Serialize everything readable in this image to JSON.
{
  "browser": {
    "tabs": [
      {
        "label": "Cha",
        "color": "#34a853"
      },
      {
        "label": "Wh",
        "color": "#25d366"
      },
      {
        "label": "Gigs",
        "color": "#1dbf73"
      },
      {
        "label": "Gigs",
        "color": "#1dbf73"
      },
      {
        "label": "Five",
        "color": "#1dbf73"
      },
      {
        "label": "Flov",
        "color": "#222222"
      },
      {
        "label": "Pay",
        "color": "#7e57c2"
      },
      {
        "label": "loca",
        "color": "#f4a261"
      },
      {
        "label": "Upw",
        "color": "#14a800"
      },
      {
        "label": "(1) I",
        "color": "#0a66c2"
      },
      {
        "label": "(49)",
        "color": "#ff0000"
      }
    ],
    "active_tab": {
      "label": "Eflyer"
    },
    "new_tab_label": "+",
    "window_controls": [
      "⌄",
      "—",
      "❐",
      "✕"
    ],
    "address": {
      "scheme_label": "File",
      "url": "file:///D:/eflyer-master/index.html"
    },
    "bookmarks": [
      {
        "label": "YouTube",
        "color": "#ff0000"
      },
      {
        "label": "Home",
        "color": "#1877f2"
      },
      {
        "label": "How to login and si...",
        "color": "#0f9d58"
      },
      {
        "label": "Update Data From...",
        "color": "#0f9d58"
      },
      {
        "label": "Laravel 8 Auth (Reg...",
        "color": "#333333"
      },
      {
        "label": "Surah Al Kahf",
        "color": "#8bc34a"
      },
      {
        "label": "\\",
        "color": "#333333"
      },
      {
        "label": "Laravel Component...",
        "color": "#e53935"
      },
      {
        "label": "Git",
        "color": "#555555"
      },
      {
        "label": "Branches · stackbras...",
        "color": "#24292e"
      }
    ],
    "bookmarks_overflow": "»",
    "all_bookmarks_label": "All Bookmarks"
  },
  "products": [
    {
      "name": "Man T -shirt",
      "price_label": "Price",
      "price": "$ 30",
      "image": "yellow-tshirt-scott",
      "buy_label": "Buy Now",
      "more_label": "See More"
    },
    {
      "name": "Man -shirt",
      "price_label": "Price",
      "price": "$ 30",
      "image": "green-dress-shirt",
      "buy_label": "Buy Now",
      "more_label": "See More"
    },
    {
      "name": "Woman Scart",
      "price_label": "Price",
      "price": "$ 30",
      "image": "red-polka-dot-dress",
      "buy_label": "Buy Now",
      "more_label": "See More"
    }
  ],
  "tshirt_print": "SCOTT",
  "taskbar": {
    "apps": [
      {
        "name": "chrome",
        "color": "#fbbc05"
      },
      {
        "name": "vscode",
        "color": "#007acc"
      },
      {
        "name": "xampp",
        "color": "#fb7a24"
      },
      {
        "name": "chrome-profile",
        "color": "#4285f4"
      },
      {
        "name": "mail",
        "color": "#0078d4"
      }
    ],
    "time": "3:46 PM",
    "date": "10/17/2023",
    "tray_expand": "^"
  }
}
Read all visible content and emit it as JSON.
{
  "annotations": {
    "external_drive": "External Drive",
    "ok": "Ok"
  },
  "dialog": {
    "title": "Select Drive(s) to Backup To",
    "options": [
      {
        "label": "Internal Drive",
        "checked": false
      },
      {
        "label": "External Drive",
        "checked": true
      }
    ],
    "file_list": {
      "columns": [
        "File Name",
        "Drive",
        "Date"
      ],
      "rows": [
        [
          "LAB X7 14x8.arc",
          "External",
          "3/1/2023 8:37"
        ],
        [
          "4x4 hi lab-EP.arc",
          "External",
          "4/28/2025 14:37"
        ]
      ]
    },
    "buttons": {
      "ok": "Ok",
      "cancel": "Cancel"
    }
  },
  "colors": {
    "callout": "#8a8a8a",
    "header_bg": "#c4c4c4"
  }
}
=======
Write out every entry again, keeping each line exactly the same.

Serialize everything readable in this image to JSON.
{
  "browser": {
    "tabs": [
      {
        "label": "Cha",
        "color": "#34a853"
      },
      {
        "label": "Wh",
        "color": "#25d366"
      },
      {
        "label": "Gigs",
        "color": "#1dbf73"
      },
      {
        "label": "Gigs",
        "color": "#1dbf73"
      },
      {
        "label": "Five",
        "color": "#1dbf73"
      },
      {
        "label": "Flov",
        "color": "#222222"
      },
      {
        "label": "Pay",
        "color": "#7e57c2"
      },
      {
        "label": "loca",
        "color": "#f4a261"
      },
      {
        "label": "Upw",
        "color": "#14a800"
      },
      {
        "label": "(1) I",
        "color": "#0a66c2"
      },
      {
        "label": "(49)",
        "color": "#ff0000"
      }
    ],
    "active_tab": {
      "label": "Eflyer"
    },
    "new_tab_label": "+",
    "window_controls": [
      "⌄",
      "—",
      "❐",
      "✕"
    ],
    "address": {
      "scheme_label": "File",
      "url": "file:///D:/eflyer-master/index.html"
    },
    "bookmarks": [
      {
        "label": "YouTube",
        "color": "#ff0000"
      },
      {
        "label": "Home",
        "color": "#1877f2"
      },
      {
        "label": "How to login and si...",
        "color": "#0f9d58"
      },
      {
        "label": "Update Data From...",
        "color": "#0f9d58"
      },
      {
        "label": "Laravel 8 Auth (Reg...",
        "color": "#333333"
      },
      {
        "label": "Surah Al Kahf",
        "color": "#8bc34a"
      },
      {
        "label": "\\",
        "color": "#333333"
      },
      {
        "label": "Laravel Component...",
        "color": "#e53935"
      },
      {
        "label": "Git",
        "color": "#555555"
      },
      {
        "label": "Branches · stackbras...",
        "color": "#24292e"
      }
    ],
    "bookmarks_overflow": "»",
    "all_bookmarks_label": "All Bookmarks"
  },
  "products": [
    {
      "name": "Man T -shirt",
      "price_label": "Price",
      "price": "$ 30",
      "image": "yellow-tshirt-scott",
      "buy_label": "Buy Now",
      "more_label": "See More"
    },
    {
      "name": "Man -shirt",
      "price_label": "Price",
      "price": "$ 30",
      "image": "green-dress-shirt",
      "buy_label": "Buy Now",
      "more_label": "See More"
    },
    {
      "name": "Woman Scart",
      "price_label": "Price",
      "price": "$ 30",
      "image": "red-polka-dot-dress",
      "buy_label": "Buy Now",
      "more_label": "See More"
    }
  ],
  "tshirt_print": "SCOTT",
  "taskbar": {
    "apps": [
      {
        "name": "chrome",
        "color": "#fbbc05"
      },
      {
        "name": "vscode",
        "color": "#007acc"
      },
      {
        "name": "xampp",
        "color": "#fb7a24"
      },
      {
        "name": "chrome-profile",
        "color": "#4285f4"
      },
      {
        "name": "mail",
        "color": "#0078d4"
      }
    ],
    "time": "3:46 PM",
    "date": "10/17/2023",
    "tray_expand": "^"
  }
}
Read all visible content and emit it as JSON.
{
  "annotations": {
    "external_drive": "External Drive",
    "ok": "Ok"
  },
  "dialog": {
    "title": "Select Drive(s) to Backup To",
    "options": [
      {
        "label": "Internal Drive",
        "checked": false
      },
      {
        "label": "External Drive",
        "checked": true
      }
    ],
    "file_list": {
      "columns": [
        "File Name",
        "Drive",
        "Date"
      ],
      "rows": [
        [
          "LAB X7 14x8.arc",
          "External",
          "3/1/2023 8:37"
        ],
        [
          "4x4 hi lab-EP.arc",
          "External",
          "4/28/2025 14:37"
        ]
      ]
    },
    "buttons": {
      "ok": "Ok",
      "cancel": "Cancel"
    }
  },
  "colors": {
    "callout": "#8a8a8a",
    "header_bg": "#c4c4c4"
  }
}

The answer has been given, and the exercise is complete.